Task objective — Give back the full material, exactly as it reads.

Collected data

* BEGIN *

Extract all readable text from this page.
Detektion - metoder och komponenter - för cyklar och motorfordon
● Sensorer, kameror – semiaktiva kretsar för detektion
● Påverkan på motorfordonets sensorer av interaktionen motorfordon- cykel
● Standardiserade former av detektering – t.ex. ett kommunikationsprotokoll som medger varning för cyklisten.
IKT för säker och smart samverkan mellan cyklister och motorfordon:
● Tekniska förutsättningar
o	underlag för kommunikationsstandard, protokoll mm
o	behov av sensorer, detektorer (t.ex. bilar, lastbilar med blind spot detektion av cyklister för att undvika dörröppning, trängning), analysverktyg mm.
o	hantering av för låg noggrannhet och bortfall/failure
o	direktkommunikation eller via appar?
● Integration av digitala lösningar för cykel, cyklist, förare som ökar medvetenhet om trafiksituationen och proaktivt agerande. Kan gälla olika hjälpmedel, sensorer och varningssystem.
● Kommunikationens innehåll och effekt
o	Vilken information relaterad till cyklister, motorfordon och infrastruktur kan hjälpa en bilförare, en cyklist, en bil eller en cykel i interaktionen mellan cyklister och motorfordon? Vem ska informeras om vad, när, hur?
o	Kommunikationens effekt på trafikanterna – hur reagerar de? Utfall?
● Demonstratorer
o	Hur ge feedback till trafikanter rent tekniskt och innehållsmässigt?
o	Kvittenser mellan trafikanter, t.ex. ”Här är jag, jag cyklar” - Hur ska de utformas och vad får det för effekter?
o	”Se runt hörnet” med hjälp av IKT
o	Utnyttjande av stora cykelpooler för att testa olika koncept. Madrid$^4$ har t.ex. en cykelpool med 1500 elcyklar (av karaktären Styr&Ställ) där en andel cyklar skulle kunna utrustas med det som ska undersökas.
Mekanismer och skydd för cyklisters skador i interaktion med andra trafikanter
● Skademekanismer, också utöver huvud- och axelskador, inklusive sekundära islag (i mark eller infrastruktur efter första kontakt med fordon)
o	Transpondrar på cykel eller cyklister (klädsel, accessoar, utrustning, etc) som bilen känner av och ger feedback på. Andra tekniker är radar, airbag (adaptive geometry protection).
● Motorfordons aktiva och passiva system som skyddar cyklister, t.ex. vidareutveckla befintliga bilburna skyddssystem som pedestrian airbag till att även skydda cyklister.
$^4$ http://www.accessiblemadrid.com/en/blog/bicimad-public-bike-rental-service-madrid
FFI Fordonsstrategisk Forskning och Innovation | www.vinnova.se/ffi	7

* END *

Finished task —
Extract all readable text from this page.
Detektion - metoder och komponenter - för cyklar och motorfordon
● Sensorer, kameror – semiaktiva kretsar för detektion
● Påverkan på motorfordonets sensorer av interaktionen motorfordon- cykel
● Standardiserade former av detektering – t.ex. ett kommunikationsprotokoll som medger varning för cyklisten.
IKT för säker och smart samverkan mellan cyklister och motorfordon:
● Tekniska förutsättningar
o	underlag för kommunikationsstandard, protokoll mm
o	behov av sensorer, detektorer (t.ex. bilar, lastbilar med blind spot detektion av cyklister för att undvika dörröppning, trängning), analysverktyg mm.
o	hantering av för låg noggrannhet och bortfall/failure
o	direktkommunikation eller via appar?
● Integration av digitala lösningar för cykel, cyklist, förare som ökar medvetenhet om trafiksituationen och proaktivt agerande. Kan gälla olika hjälpmedel, sensorer och varningssystem.
● Kommunikationens innehåll och effekt
o	Vilken information relaterad till cyklister, motorfordon och infrastruktur kan hjälpa en bilförare, en cyklist, en bil eller en cykel i interaktionen mellan cyklister och motorfordon? Vem ska informeras om vad, när, hur?
o	Kommunikationens effekt på trafikanterna – hur reagerar de? Utfall?
● Demonstratorer
o	Hur ge feedback till trafikanter rent tekniskt och innehållsmässigt?
o	Kvittenser mellan trafikanter, t.ex. ”Här är jag, jag cyklar” - Hur ska de utformas och vad får det för effekter?
o	”Se runt hörnet” med hjälp av IKT
o	Utnyttjande av stora cykelpooler för att testa olika koncept. Madrid$^4$ har t.ex. en cykelpool med 1500 elcyklar (av karaktären Styr&Ställ) där en andel cyklar skulle kunna utrustas med det som ska undersökas.
Mekanismer och skydd för cyklisters skador i interaktion med andra trafikanter
● Skademekanismer, också utöver huvud- och axelskador, inklusive sekundära islag (i mark eller infrastruktur efter första kontakt med fordon)
o	Transpondrar på cykel eller cyklister (klädsel, accessoar, utrustning, etc) som bilen känner av och ger feedback på. Andra tekniker är radar, airbag (adaptive geometry protection).
● Motorfordons aktiva och passiva system som skyddar cyklister, t.ex. vidareutveckla befintliga bilburna skyddssystem som pedestrian airbag till att även skydda cyklister.
$^4$ http://www.accessiblemadrid.com/en/blog/bicimad-public-bike-rental-service-madrid
FFI Fordonsstrategisk Forskning och Innovation | www.vinnova.se/ffi	7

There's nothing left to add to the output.